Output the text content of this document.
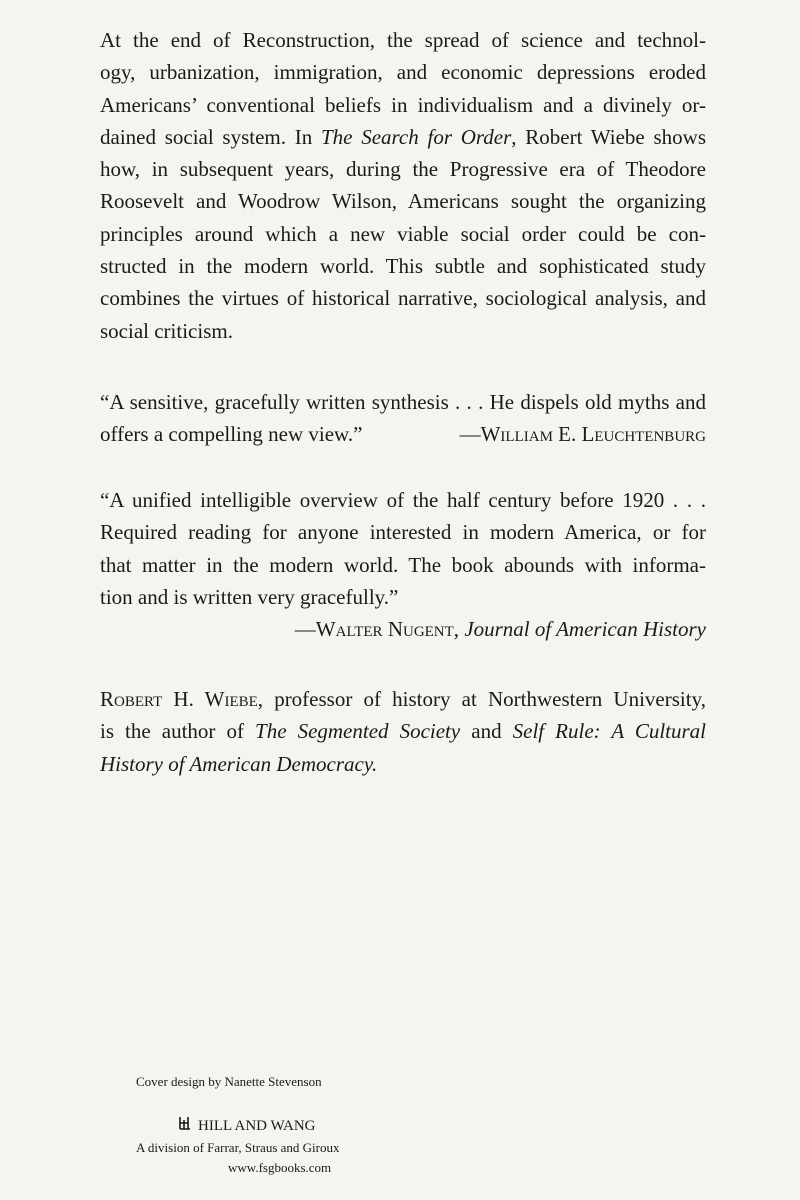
At the end of Reconstruction, the spread of science and technol-
ogy, urbanization, immigration, and economic depressions eroded
Americans’ conventional beliefs in individualism and a divinely or-
dained social system. In The Search for Order, Robert Wiebe shows
how, in subsequent years, during the Progressive era of Theodore
Roosevelt and Woodrow Wilson, Americans sought the organizing
principles around which a new viable social order could be con-
structed in the modern world. This subtle and sophisticated study
combines the virtues of historical narrative, sociological analysis, and
social criticism.

“A sensitive, gracefully written synthesis . . . He dispels old myths and
offers a compelling new view.”	—William E. Leuchtenburg

“A unified intelligible overview of the half century before 1920 . . .
Required reading for anyone interested in modern America, or for
that matter in the modern world. The book abounds with informa-
tion and is written very gracefully.”
—Walter Nugent, Journal of American History

Robert H. Wiebe, professor of history at Northwestern University,
is the author of The Segmented Society and Self Rule: A Cultural
History of American Democracy.

Cover design by Nanette Stevenson
HILL AND WANG
A division of Farrar, Straus and Giroux
www.fsgbooks.com
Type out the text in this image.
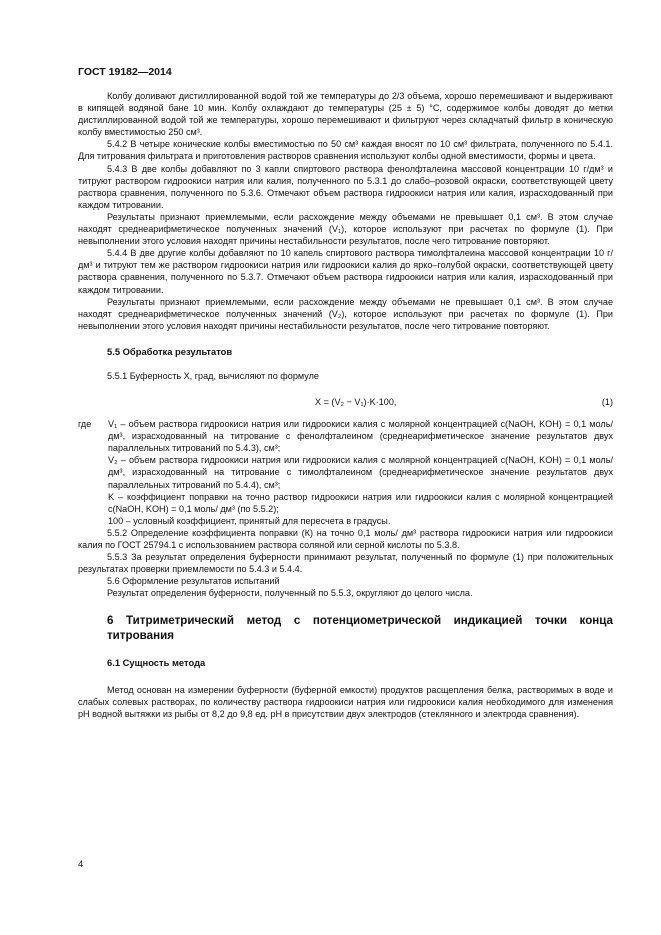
ГОСТ 19182—2014

Колбу доливают дистиллированной водой той же температуры до 2/3 объема, хорошо перемешивают и выдерживают в кипящей водяной бане 10 мин. Колбу охлаждают до температуры (25 ± 5) °С, содержимое колбы доводят до метки дистиллированной водой той же температуры, хорошо перемешивают и фильтруют через складчатый фильтр в коническую колбу вместимостью 250 см³.

5.4.2 В четыре конические колбы вместимостью по 50 см³ каждая вносят по 10 см³ фильтрата, полученного по 5.4.1. Для титрования фильтрата и приготовления растворов сравнения используют колбы одной вместимости, формы и цвета.

5.4.3 В две колбы добавляют по 3 капли спиртового раствора фенолфталеина массовой концентрации 10 г/дм³ и титруют раствором гидроокиси натрия или калия, полученного по 5.3.1 до слабо–розовой окраски, соответствующей цвету раствора сравнения, полученного по 5.3.6. Отмечают объем раствора гидроокиси натрия или калия, израсходованный при каждом титровании.

Результаты признают приемлемыми, если расхождение между объемами не превышает 0,1 см³. В этом случае находят среднеарифметическое полученных значений (V₁), которое используют при расчетах по формуле (1). При невыполнении этого условия находят причины нестабильности результатов, после чего титрование повторяют.

5.4.4 В две другие колбы добавляют по 10 капель спиртового раствора тимолфталеина массовой концентрации 10 г/дм³ и титруют тем же раствором гидроокиси натрия или гидроокиси калия до ярко–голубой окраски, соответствующей цвету раствора сравнения, полученного по 5.3.7. Отмечают объем раствора гидроокиси натрия или калия, израсходованный при каждом титровании.

Результаты признают приемлемыми, если расхождение между объемами не превышает 0,1 см³. В этом случае находят среднеарифметическое полученных значений (V₂), которое используют при расчетах по формуле (1). При невыполнении этого условия находят причины нестабильности результатов, после чего титрование повторяют.

5.5 Обработка результатов

5.5.1 Буферность Х, град, вычисляют по формуле

X = (V₂ − V₁)·K·100,	(1)
где	V₁ – объем раствора гидроокиси натрия или гидроокиси калия с молярной концентрацией с(NaOH, KOH) = 0,1 моль/дм³, израсходованный на титрование с фенолфталеином (среднеарифметическое значение результатов двух параллельных титрований по 5.4.3), см³;

V₂ – объем раствора гидроокиси натрия или гидроокиси калия с молярной концентрацией с(NaOH, KOH) = 0,1 моль/дм³, израсходованный на титрование с тимолфталеином (среднеарифметическое значение результатов двух параллельных титрований по 5.4.4), см³;

K – коэффициент поправки на точно раствор гидроокиси натрия или гидроокиси калия с молярной концентрацией с(NaOH, KOH) = 0,1 моль/ дм³ (по 5.5.2);

100 – условный коэффициент, принятый для пересчета в градусы.

5.5.2 Определение коэффициента поправки (К) на точно 0,1 моль/ дм³ раствора гидроокиси натрия или гидроокиси калия по ГОСТ 25794.1 с использованием раствора соляной или серной кислоты по 5.3.8.

5.5.3 За результат определения буферности принимают результат, полученный по формуле (1) при положительных результатах проверки приемлемости по 5.4.3 и 5.4.4.

5.6 Оформление результатов испытаний

Результат определения буферности, полученный по 5.5.3, округляют до целого числа.

6 Титриметрический метод с потенциометрической индикацией точки конца титрования

6.1 Сущность метода

Метод основан на измерении буферности (буферной емкости) продуктов расщепления белка, растворимых в воде и слабых солевых растворах, по количеству раствора гидроокиси натрия или гидроокиси калия необходимого для изменения рН водной вытяжки из рыбы от 8,2 до 9,8 ед. рН в присутствии двух электродов (стеклянного и электрода сравнения).

4
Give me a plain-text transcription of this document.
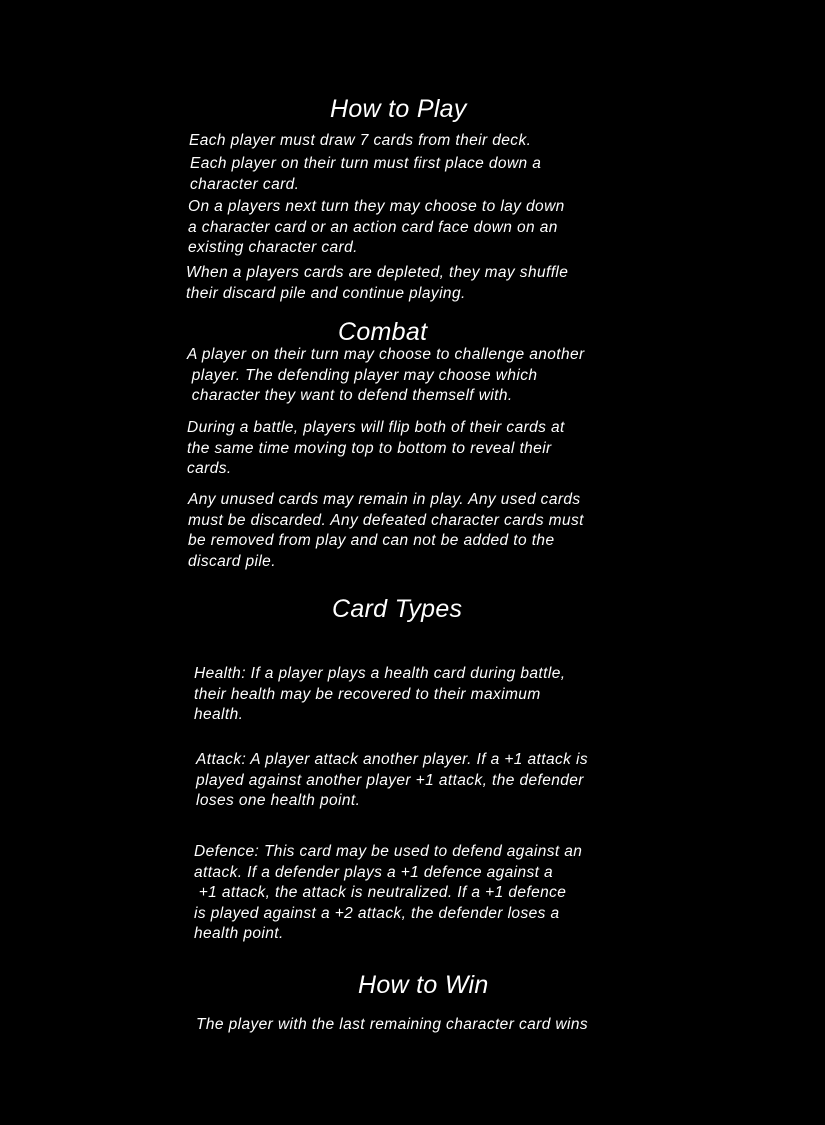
How to Play

Each player must draw 7 cards from their deck.

Each player on their turn must first place down a
character card.

On a players next turn they may choose to lay down
a character card or an action card face down on an
existing character card.

When a players cards are depleted, they may shuffle
their discard pile and continue playing.

Combat

A player on their turn may choose to challenge another
player. The defending player may choose which
character they want to defend themself with.

During a battle, players will flip both of their cards at
the same time moving top to bottom to reveal their
cards.

Any unused cards may remain in play. Any used cards
must be discarded. Any defeated character cards must
be removed from play and can not be added to the
discard pile.

Card Types

Health: If a player plays a health card during battle,
their health may be recovered to their maximum
health.

Attack: A player attack another player. If a +1 attack is
played against another player +1 attack, the defender
loses one health point.

Defence: This card may be used to defend against an
attack. If a defender plays a +1 defence against a
+1 attack, the attack is neutralized. If a +1 defence
is played against a +2 attack, the defender loses a
health point.

How to Win

The player with the last remaining character card wins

= Exercise requirements =
Write out every record above exactly as it stands, but leave out the pictures.

= Result of this task =
Output the text content of this document.
At the end of Reconstruction, the spread of science and technol-
ogy, urbanization, immigration, and economic depressions eroded
Americans’ conventional beliefs in individualism and a divinely or-
dained social system. In The Search for Order, Robert Wiebe shows
how, in subsequent years, during the Progressive era of Theodore
Roosevelt and Woodrow Wilson, Americans sought the organizing
principles around which a new viable social order could be con-
structed in the modern world. This subtle and sophisticated study
combines the virtues of historical narrative, sociological analysis, and
social criticism.

“A sensitive, gracefully written synthesis . . . He dispels old myths and
offers a compelling new view.”	—William E. Leuchtenburg

“A unified intelligible overview of the half century before 1920 . . .
Required reading for anyone interested in modern America, or for
that matter in the modern world. The book abounds with informa-
tion and is written very gracefully.”
—Walter Nugent, Journal of American History

Robert H. Wiebe, professor of history at Northwestern University,
is the author of The Segmented Society and Self Rule: A Cultural
History of American Democracy.

Cover design by Nanette Stevenson
HILL AND WANG
A division of Farrar, Straus and Giroux
www.fsgbooks.com
Type out the text in this image.
ГОСТ 19182—2014

Колбу доливают дистиллированной водой той же температуры до 2/3 объема, хорошо перемешивают и выдерживают в кипящей водяной бане 10 мин. Колбу охлаждают до температуры (25 ± 5) °С, содержимое колбы доводят до метки дистиллированной водой той же температуры, хорошо перемешивают и фильтруют через складчатый фильтр в коническую колбу вместимостью 250 см³.

5.4.2 В четыре конические колбы вместимостью по 50 см³ каждая вносят по 10 см³ фильтрата, полученного по 5.4.1. Для титрования фильтрата и приготовления растворов сравнения используют колбы одной вместимости, формы и цвета.

5.4.3 В две колбы добавляют по 3 капли спиртового раствора фенолфталеина массовой концентрации 10 г/дм³ и титруют раствором гидроокиси натрия или калия, полученного по 5.3.1 до слабо–розовой окраски, соответствующей цвету раствора сравнения, полученного по 5.3.6. Отмечают объем раствора гидроокиси натрия или калия, израсходованный при каждом титровании.

Результаты признают приемлемыми, если расхождение между объемами не превышает 0,1 см³. В этом случае находят среднеарифметическое полученных значений (V₁), которое используют при расчетах по формуле (1). При невыполнении этого условия находят причины нестабильности результатов, после чего титрование повторяют.

5.4.4 В две другие колбы добавляют по 10 капель спиртового раствора тимолфталеина массовой концентрации 10 г/дм³ и титруют тем же раствором гидроокиси натрия или гидроокиси калия до ярко–голубой окраски, соответствующей цвету раствора сравнения, полученного по 5.3.7. Отмечают объем раствора гидроокиси натрия или калия, израсходованный при каждом титровании.

Результаты признают приемлемыми, если расхождение между объемами не превышает 0,1 см³. В этом случае находят среднеарифметическое полученных значений (V₂), которое используют при расчетах по формуле (1). При невыполнении этого условия находят причины нестабильности результатов, после чего титрование повторяют.

5.5 Обработка результатов

5.5.1 Буферность Х, град, вычисляют по формуле

X = (V₂ − V₁)·K·100,	(1)
где	V₁ – объем раствора гидроокиси натрия или гидроокиси калия с молярной концентрацией с(NaOH, KOH) = 0,1 моль/дм³, израсходованный на титрование с фенолфталеином (среднеарифметическое значение результатов двух параллельных титрований по 5.4.3), см³;

V₂ – объем раствора гидроокиси натрия или гидроокиси калия с молярной концентрацией с(NaOH, KOH) = 0,1 моль/дм³, израсходованный на титрование с тимолфталеином (среднеарифметическое значение результатов двух параллельных титрований по 5.4.4), см³;

K – коэффициент поправки на точно раствор гидроокиси натрия или гидроокиси калия с молярной концентрацией с(NaOH, KOH) = 0,1 моль/ дм³ (по 5.5.2);

100 – условный коэффициент, принятый для пересчета в градусы.

5.5.2 Определение коэффициента поправки (К) на точно 0,1 моль/ дм³ раствора гидроокиси натрия или гидроокиси калия по ГОСТ 25794.1 с использованием раствора соляной или серной кислоты по 5.3.8.

5.5.3 За результат определения буферности принимают результат, полученный по формуле (1) при положительных результатах проверки приемлемости по 5.4.3 и 5.4.4.

5.6 Оформление результатов испытаний

Результат определения буферности, полученный по 5.5.3, округляют до целого числа.

6 Титриметрический метод с потенциометрической индикацией точки конца титрования

6.1 Сущность метода

Метод основан на измерении буферности (буферной емкости) продуктов расщепления белка, растворимых в воде и слабых солевых растворах, по количеству раствора гидроокиси натрия или гидроокиси калия необходимого для изменения рН водной вытяжки из рыбы от 8,2 до 9,8 ед. рН в присутствии двух электродов (стеклянного и электрода сравнения).

4
Give me a plain-text transcription of this document.
How to Play

Each player must draw 7 cards from their deck.

Each player on their turn must first place down a
character card.

On a players next turn they may choose to lay down
a character card or an action card face down on an
existing character card.

When a players cards are depleted, they may shuffle
their discard pile and continue playing.

Combat

A player on their turn may choose to challenge another
player. The defending player may choose which
character they want to defend themself with.

During a battle, players will flip both of their cards at
the same time moving top to bottom to reveal their
cards.

Any unused cards may remain in play. Any used cards
must be discarded. Any defeated character cards must
be removed from play and can not be added to the
discard pile.

Card Types

Health: If a player plays a health card during battle,
their health may be recovered to their maximum
health.

Attack: A player attack another player. If a +1 attack is
played against another player +1 attack, the defender
loses one health point.

Defence: This card may be used to defend against an
attack. If a defender plays a +1 defence against a
+1 attack, the attack is neutralized. If a +1 defence
is played against a +2 attack, the defender loses a
health point.

How to Win

The player with the last remaining character card wins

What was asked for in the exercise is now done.